Dataset records:
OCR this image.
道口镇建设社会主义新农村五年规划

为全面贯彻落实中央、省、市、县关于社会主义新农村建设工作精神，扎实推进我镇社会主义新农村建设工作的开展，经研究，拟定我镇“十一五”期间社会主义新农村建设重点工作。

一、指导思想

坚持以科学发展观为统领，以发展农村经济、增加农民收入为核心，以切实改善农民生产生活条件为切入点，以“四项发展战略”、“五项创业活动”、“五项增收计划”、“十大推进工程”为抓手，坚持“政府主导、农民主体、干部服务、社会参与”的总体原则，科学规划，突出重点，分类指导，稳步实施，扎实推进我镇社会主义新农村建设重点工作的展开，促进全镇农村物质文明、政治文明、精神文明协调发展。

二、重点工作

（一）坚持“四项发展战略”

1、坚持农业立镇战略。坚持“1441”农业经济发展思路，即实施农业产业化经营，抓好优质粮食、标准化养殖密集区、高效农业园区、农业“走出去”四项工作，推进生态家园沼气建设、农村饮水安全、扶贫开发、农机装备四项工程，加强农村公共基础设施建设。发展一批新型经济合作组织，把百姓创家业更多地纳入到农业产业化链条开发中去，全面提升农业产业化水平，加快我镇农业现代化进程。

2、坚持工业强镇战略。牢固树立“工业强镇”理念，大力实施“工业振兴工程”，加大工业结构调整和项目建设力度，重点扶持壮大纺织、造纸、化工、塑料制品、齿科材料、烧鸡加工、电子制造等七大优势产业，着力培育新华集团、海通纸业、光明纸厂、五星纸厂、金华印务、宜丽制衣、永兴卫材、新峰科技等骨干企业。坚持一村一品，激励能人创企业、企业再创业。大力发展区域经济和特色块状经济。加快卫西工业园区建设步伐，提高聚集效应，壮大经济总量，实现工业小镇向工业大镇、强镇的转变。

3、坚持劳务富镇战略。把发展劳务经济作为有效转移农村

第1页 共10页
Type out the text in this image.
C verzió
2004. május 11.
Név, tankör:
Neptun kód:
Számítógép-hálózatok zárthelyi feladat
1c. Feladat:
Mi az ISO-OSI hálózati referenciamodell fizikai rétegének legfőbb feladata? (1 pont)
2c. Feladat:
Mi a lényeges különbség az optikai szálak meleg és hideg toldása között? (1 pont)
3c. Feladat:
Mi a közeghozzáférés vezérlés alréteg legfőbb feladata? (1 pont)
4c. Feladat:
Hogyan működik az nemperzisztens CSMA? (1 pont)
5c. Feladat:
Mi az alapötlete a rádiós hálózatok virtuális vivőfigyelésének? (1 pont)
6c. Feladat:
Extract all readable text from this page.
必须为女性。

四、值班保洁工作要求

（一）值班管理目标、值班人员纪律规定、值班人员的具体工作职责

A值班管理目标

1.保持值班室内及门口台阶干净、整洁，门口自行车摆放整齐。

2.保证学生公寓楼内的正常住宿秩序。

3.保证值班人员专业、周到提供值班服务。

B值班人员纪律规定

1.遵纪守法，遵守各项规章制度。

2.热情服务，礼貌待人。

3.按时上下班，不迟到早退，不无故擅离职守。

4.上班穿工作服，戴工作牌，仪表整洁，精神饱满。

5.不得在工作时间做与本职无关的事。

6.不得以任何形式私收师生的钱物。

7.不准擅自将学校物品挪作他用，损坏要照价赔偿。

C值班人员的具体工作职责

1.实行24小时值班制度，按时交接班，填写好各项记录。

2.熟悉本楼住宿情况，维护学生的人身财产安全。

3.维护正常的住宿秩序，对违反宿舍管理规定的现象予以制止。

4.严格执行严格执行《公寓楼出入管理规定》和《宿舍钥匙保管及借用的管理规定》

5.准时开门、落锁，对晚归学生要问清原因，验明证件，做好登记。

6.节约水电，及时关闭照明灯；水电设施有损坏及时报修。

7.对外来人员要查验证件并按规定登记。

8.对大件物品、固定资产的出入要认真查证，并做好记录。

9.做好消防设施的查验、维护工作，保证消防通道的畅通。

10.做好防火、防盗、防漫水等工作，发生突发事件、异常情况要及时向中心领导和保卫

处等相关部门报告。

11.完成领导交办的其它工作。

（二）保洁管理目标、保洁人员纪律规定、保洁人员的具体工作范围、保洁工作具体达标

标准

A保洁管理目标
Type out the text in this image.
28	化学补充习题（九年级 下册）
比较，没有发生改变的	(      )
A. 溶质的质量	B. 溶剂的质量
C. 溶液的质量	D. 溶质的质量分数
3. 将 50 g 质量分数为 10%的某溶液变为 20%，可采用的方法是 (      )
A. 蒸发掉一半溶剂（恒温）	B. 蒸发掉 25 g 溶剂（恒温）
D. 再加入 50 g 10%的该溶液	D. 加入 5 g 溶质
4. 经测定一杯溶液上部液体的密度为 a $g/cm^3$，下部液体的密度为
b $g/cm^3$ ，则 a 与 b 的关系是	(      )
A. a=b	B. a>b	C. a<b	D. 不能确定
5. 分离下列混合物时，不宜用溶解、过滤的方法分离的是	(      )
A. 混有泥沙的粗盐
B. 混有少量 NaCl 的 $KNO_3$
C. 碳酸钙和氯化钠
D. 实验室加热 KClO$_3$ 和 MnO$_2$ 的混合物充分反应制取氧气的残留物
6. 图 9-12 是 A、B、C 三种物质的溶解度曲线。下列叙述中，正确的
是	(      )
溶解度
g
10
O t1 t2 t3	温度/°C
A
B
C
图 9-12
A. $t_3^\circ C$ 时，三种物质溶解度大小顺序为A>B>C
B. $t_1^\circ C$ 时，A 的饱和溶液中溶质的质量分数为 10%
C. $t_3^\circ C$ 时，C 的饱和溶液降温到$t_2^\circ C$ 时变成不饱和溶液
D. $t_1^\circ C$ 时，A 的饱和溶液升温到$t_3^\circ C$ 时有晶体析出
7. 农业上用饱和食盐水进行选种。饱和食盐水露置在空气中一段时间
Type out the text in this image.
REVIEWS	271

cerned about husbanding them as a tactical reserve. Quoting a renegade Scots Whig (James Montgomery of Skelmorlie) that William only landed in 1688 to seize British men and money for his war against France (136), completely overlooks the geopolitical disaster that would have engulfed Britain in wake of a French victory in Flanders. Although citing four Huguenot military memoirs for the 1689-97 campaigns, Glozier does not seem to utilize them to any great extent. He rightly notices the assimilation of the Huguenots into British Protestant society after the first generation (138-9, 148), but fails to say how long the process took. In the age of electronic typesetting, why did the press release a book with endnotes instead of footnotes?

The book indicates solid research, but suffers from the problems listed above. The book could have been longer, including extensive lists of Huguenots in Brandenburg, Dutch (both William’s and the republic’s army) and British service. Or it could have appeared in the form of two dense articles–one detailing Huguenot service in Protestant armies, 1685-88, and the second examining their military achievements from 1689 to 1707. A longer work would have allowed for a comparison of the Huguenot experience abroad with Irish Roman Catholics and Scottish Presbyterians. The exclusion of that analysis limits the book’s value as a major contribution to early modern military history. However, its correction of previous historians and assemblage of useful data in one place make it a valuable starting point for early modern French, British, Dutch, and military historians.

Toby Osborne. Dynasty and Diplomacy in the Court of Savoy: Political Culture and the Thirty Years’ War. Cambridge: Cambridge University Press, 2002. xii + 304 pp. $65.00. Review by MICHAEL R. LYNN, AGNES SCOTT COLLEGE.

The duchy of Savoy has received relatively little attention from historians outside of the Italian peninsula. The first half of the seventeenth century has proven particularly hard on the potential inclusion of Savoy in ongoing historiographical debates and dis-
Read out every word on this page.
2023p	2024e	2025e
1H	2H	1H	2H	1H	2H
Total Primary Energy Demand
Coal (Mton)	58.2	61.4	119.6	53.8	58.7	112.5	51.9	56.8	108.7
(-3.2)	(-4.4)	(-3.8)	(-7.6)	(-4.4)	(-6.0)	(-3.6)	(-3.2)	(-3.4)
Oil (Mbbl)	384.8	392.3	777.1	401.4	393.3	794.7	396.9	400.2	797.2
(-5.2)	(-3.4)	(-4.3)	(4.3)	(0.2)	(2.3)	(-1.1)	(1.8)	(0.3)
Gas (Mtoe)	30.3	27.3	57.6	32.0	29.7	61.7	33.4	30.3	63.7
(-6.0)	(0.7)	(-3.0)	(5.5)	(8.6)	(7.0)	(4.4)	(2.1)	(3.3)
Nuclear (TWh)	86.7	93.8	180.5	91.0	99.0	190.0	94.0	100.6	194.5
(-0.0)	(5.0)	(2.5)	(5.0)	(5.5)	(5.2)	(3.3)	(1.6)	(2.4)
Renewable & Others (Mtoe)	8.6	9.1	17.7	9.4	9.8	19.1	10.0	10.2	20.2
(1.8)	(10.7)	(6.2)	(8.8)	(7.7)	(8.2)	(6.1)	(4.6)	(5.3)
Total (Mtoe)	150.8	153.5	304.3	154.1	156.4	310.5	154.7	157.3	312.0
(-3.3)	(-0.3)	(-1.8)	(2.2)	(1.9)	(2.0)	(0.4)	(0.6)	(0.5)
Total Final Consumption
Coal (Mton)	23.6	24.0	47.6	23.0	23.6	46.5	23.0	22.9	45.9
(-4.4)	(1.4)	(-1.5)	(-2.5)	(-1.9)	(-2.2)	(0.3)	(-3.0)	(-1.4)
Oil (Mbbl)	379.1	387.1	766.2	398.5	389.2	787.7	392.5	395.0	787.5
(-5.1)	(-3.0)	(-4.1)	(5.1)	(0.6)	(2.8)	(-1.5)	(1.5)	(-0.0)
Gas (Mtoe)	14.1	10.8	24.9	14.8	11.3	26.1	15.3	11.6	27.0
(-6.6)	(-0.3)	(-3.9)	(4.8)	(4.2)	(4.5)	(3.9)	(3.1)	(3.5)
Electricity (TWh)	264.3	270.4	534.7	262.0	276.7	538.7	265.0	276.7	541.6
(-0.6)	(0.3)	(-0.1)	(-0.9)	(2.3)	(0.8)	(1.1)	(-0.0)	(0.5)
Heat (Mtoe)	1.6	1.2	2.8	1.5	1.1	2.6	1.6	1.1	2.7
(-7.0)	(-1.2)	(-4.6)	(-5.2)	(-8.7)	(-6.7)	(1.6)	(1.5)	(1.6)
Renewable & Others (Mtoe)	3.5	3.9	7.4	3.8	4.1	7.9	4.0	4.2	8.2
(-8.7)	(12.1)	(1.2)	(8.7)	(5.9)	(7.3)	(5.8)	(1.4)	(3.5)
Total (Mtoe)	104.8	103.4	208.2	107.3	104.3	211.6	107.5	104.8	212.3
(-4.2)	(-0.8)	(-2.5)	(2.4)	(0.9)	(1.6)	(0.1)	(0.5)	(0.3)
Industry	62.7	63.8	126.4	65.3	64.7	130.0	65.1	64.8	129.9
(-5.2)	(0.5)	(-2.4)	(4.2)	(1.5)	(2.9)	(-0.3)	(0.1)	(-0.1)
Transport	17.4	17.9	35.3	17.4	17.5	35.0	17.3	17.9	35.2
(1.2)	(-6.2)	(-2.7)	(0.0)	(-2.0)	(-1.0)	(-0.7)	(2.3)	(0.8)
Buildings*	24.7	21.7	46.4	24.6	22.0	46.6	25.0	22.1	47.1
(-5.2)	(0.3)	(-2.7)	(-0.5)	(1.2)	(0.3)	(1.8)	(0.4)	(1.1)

Problem requirements:
Find every line in the records that has the string "page", then state how many there are and nothing else.

Answer to this task:
2